§ **Reading text**:

Image Image Image Image Image Image Image Image Image Image

Peer2Peer Finance News | August 24, 2019

Scroll to top


Zopa scales back higher-risk lending due to UK consumer credit outlook

Zopa scales back higher-risk lending due to UK consumer credit outlook
Suzie Neuwirth

ZOPA has reduced its exposure to higher-risk loans due to the UK’s worsening consumer credit outlook, which has led it to lower its projected returns on some investments.

The peer-to-peer lender also said that it is expecting slightly higher losses on its existing loans and an increase in early repayments from borrowers.

“Since 2010 the UK has seen continually improving consumer credit performance leading to historically low levels of bad debt,” said Zopa in a blog post on its website on Tuesday.

“In early 2016, we at Zopa started to see some early signs of a possible change in this trend. It now looks like the change is real: publicly available data suggests consumer default and insolvency levels are reaching levels which are more consistent with historic norms prior to 2010; and the Bank of England in their credit conditions survey stated ‘lenders reported that default rates on both credit cards and other unsecured lending to households were reported to have increased significantly in the second quarter [of 2017]’.”

Read more: Metro Bank steers clear of unsecured consumer lending

Zopa said that it had recently reduced the amount of lending in its higher-risk, higher-return tranches that are included in its Plus product and is taking steps to attract more low-risk borrowers.

As a result of increasing the proportion of lower-risk loans, its Plus account will now offer a targeted return of 4.5 per cent for new investments, while the return on its Core account will be lowered to 3.7 per cent.

These accounts previously offered targeted annual returns of 6.1 per cent and 3.9 per cent respectively.

For existing loans, Zopa is expecting slightly higher losses and an increase in early repayments from borrowers, which will reduce investors’ returns.

The company said this would not affect investments protected by the Safeguard fund, which Zopa previously announced is being phased out entirely by 2022.

However, it warned that returns on existing investments in non-Safeguarded loans are likely to be lower than original expectations – 3.5 per cent compared to 3.9 per cent in Core and 5.6 per cent compared to 6.3 per cent in Plus.

Zopa said it will publish a blog post each month giving an overview of changes in the consumer credit market, giving its customers the opportunity to ask questions.

In its annual accounts, published yesterday, Zopa had highlighted concerns around the continued growth of consumer unsecured debt, amid rising inflation.

“The company continues to monitor credit performance and indebtedness trends closely and will act consistently with its prudent approach to credit risk management and responsible lending,” it said.

§ **Data supplied**:
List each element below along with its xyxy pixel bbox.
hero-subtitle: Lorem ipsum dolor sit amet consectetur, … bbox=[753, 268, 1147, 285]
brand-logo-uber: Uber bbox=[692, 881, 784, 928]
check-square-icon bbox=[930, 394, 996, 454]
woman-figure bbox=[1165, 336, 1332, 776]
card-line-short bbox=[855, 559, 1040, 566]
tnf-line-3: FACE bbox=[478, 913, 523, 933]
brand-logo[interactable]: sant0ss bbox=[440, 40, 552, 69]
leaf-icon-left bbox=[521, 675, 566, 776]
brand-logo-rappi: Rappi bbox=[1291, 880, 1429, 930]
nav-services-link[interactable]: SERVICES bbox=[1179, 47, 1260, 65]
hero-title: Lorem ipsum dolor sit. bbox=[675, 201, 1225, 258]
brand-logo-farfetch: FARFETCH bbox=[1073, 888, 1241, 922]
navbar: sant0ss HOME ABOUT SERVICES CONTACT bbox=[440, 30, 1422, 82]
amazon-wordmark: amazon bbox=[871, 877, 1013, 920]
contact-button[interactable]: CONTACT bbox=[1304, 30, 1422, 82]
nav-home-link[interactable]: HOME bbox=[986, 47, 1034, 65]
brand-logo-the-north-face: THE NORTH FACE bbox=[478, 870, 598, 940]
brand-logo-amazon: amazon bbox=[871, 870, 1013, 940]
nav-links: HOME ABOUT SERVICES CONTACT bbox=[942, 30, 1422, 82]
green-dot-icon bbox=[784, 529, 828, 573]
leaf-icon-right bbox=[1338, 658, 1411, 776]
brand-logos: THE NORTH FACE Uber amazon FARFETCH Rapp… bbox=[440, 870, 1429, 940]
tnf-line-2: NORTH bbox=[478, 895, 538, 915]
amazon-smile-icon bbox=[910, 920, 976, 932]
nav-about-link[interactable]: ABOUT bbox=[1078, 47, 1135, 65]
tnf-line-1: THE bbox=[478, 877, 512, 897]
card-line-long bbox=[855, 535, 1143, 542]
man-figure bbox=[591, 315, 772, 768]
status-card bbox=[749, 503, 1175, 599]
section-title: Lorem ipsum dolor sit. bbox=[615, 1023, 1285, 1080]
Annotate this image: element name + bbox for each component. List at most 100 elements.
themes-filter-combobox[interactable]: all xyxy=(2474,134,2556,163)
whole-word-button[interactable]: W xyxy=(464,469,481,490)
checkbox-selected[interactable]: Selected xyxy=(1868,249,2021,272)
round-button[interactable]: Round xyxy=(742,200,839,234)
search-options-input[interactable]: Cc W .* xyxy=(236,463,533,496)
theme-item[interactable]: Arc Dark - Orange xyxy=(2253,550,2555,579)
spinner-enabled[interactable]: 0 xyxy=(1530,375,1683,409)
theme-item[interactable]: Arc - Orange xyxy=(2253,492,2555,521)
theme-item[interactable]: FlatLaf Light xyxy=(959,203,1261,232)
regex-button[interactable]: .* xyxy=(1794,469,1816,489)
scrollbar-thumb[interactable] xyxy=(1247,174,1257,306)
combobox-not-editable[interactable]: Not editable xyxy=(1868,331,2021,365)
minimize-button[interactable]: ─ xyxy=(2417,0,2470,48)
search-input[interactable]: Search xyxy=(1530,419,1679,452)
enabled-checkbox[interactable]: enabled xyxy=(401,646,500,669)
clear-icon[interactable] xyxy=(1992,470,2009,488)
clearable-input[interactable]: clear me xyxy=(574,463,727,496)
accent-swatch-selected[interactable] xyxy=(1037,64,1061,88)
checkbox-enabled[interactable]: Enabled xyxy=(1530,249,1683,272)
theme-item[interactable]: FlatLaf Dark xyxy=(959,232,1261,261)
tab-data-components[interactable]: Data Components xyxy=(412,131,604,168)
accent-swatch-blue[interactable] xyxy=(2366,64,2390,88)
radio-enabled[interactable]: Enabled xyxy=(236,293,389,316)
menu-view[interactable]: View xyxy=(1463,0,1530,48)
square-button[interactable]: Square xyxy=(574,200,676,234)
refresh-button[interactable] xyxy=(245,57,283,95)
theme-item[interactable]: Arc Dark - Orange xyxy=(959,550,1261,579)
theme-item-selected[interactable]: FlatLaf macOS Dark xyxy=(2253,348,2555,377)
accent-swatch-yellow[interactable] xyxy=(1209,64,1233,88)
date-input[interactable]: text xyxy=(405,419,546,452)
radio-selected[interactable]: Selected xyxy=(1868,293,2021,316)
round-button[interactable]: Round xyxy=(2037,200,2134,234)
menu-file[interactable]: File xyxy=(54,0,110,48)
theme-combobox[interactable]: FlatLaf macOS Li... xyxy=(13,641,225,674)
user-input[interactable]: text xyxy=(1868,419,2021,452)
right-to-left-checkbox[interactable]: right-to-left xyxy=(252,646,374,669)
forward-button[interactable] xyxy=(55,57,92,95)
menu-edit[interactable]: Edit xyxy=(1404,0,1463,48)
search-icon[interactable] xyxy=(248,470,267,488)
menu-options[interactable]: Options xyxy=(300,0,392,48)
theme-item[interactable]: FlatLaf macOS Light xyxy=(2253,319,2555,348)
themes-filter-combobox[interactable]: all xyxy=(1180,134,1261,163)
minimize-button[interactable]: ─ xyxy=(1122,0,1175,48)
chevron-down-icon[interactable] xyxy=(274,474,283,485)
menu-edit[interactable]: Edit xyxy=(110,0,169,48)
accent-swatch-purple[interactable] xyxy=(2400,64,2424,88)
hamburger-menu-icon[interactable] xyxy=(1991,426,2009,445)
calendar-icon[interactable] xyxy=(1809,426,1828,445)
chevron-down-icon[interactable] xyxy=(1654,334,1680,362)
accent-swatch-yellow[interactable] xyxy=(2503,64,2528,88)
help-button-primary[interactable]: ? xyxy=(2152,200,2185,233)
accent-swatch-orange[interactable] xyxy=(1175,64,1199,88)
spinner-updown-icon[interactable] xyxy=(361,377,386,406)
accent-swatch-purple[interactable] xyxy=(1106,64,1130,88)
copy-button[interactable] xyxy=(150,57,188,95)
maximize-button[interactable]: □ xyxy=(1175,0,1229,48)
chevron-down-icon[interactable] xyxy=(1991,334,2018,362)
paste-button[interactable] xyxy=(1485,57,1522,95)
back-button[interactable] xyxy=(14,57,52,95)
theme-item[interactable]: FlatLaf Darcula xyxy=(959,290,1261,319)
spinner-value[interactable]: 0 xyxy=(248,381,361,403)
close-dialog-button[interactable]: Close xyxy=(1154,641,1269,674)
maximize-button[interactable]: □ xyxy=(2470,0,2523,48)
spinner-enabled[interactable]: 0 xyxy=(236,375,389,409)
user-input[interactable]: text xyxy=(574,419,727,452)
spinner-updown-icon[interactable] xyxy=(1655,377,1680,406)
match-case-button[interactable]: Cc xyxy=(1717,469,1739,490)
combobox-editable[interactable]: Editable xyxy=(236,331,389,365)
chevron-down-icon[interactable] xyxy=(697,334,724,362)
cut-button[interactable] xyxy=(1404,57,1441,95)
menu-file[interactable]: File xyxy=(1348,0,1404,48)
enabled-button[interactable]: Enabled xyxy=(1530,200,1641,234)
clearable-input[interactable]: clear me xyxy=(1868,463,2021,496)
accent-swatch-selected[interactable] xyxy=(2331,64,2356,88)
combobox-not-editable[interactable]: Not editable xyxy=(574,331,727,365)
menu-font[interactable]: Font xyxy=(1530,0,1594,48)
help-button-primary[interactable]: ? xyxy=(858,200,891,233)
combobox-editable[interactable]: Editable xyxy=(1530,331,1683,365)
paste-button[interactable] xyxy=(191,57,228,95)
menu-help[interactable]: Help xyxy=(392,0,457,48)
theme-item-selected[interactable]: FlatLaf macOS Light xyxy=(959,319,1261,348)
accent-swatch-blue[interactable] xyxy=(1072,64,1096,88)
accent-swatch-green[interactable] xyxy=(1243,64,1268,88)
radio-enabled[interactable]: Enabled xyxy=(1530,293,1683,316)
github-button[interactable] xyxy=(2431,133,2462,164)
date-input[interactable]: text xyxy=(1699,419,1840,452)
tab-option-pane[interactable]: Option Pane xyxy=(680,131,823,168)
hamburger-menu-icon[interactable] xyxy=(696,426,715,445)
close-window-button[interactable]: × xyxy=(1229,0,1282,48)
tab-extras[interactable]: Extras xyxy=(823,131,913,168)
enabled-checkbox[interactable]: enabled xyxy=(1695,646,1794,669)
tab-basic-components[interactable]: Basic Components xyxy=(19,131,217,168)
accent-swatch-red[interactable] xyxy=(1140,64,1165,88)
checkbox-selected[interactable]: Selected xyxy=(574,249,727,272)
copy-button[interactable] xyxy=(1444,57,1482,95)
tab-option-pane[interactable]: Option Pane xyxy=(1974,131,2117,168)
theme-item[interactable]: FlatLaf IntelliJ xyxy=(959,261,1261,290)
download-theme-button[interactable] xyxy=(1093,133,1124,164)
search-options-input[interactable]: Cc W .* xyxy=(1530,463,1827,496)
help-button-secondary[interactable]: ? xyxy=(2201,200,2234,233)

§ **The problem**: In the Zopa article, what targeted return will the Plus account now offer for new investments? Use only the Zopa article, not the listing.

§ **Response to the exercise**: 4.5 percent